--- Extract to read ---
★ ★ ★ ★ ★ ★ ★

Adherence to Emergency Department Referral Criteria in a Direct-to-Consumer Telemedicine Center
Introduction
Boosted by the COVID-19 pandemic, patients often seek direct-to-consumer telemedicine (TM) encounters as their first contact with the health care system, especially in acute situations.1 The initial TM assessment comes along with a reduction of face-to-face evaluations.2 The quality and safety of TM-discharged patients are closely related to guideline adherence.3 Virtual providers must discern red flags in each presented condition, whose presence implies immediate referral to the emergency department (ED).4
ED and TM centers usually have decision support algorithms that are easily available. The goal of clinical practice guidelines is to synthesize the best available evidence to support clinical decision making, which improves the quality of care, improves patient outcomes, and provides the most cost-effective care.5 However, the publication of guidelines does not guarantee their implementation or adherence to them by the clinician, and for this reason, protocol stewardship is critical.6
Increasing evidence shows that TM assessment is associated with high prescription adherence to current protocols. A recent study by our group found a high association between prescribing antimicrobials through TM and the current recommendations in the guidelines.7 To our knowledge, no previous studies have evaluated discharge or referral criteria after TM medical consultations.
We hypothesized that medical doctors follow current guidelines in referring their TM patients for face-to-face consultations if their center adopts stewardship protocols. This study aimed to analyze the guideline adherence of video TM encounters, defined as appropriate referral to the ED for face-to-face evaluation of acutely ill patients who spontaneously sought evaluation.
Methods
STUDY DESIGN AND PARTICIPANTS
This unicentric retrospective study was performed at the Telemedicine Center of Hospital Israelita Albert Einstein (São Paulo, Brazil). The trial protocol was approved by the institutional ethics board with registration number CAAE 58048422.9.0000.0071 and was named the Tele Red Flag study. All data can be accessed in the institutional digital records. Data were gathered and confidentially stored by TM physicians. All authors wrote the article’s initial draft, had full access to all data, and reviewed the article.
No one who was not an author contributed to the writing of the article. All analyses were performed by the TM Center coordinating the study. All authors decided to submit the article for publication and attest to the data’s integrity and accuracy and the trial’s fidelity to the preset protocol.
The study population included patients >16 years old who spontaneously sought care at the virtual ED from March 2020 to March 2022. All patients presenting with any situation were included. Exclusion criteria comprised only connection problems that did not allow medical records to be created, as these participants did not complete a medical assessment, and there are no records of their visits in the data bank.

★ ★ ★ ★ ★ ★ ★

--- Source data ---
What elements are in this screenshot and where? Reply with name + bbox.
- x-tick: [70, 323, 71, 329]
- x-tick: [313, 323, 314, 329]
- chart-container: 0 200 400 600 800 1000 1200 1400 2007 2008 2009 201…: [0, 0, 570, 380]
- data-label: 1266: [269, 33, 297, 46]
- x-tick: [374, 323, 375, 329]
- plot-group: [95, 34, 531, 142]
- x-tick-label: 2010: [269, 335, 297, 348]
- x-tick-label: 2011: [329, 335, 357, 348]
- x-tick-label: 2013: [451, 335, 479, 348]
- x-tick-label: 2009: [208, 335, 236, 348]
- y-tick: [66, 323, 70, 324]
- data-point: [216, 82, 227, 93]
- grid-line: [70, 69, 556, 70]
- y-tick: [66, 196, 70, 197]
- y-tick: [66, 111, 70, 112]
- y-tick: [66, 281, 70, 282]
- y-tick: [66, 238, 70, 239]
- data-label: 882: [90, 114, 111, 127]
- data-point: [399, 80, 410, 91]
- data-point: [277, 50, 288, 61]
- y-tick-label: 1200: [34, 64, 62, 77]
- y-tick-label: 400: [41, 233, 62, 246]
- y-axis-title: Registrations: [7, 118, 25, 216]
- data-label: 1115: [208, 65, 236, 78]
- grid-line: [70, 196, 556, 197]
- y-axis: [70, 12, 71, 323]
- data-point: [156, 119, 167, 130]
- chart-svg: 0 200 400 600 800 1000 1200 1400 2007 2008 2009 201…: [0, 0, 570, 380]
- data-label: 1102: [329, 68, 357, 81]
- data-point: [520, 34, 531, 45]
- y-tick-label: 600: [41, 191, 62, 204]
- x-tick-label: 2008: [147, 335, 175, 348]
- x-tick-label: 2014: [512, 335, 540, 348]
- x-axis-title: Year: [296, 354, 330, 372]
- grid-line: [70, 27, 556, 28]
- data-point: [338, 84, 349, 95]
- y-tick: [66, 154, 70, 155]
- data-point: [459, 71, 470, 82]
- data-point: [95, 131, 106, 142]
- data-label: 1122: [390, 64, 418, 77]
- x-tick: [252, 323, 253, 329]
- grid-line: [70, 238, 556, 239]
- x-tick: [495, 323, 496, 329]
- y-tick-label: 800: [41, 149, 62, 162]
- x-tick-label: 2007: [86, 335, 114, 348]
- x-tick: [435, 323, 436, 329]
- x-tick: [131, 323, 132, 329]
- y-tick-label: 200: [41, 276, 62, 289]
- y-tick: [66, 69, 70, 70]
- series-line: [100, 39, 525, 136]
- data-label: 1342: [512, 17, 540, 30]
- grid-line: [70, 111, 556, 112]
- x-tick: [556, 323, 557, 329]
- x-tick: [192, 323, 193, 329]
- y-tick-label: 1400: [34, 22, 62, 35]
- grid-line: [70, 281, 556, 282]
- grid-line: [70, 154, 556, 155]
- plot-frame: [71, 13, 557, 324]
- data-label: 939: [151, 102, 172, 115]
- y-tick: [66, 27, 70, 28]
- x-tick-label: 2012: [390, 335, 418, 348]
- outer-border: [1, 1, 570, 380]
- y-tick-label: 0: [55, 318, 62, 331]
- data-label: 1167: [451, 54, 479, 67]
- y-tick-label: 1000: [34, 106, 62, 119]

★ ★ ★ ★ ★ ★ ★

--- Exercises to complete ---
1 > In the telemedicine article, what name was given to the trial protocol?
2 > According to the telemedicine article, why did the study exclude patients with connection problems that did not allow medical records to be created?
3 > Carry on with the telemedicine article from its last sentence.
The entries come from a different source than the telemedicine article.

--- Responses per task ---
1 > The Tele Red Flag study.

2 > These participants did not complete a medical assessment. There are also no records of their visits in the data bank.

3 >
TM CONSULTATION
The TM consultation was performed using the internet, proprietary videoconference software, and electronic health records. All remote physicians were board certified and had TM and emergency medicine training. The TM Center provided easy access to current guidelines, did periodical analyses of consultation results, and gave semiannual feedback to all medical staff in a multiparameter stewardship manner. Medical notes were recorded into the electronic medical documentation, which had a specific field to fill in the International Classification of Diseases, 10th Revision main hypotheses and referral reasons.
RED FLAGS
Twenty-six guidelines were available for immediate consultation and were structured with highlighted red flags. Physicians were trained to refer the patient to the ED if at least one red flag was identified in the encounter.
DATA EXTRACTION
The percentage of patients referred to the ED was analyzed from a specific field in the electronic medical record. A software algorithm was used to identify whether the criteria entered in the appropriate field of the electronic medical record justifying referral were present in the institutional guidelines.
STATISTICAL ANALYSIS
We used IBM-SPSS for Windows version 22.0 software for statistical calculations. The statistic was only descriptive. Categorical variables are presented as counts and percentages. There were no missing data.
Results
From a total of 232,197 patients available, 14,051 (6.05%) patients were referred to the ED. The top 50 International Classification of Diseases diagnoses are shown in Figure 1, of these, those with a specific recommendation for referral are listed in Table 1. A total of 8,829 (68.4%) referrals were backed by specific guidelines according to the ICD hypothesis listed, and 8,708 (98.6%) referrals were justified according to guideline guidance (Fig. 2).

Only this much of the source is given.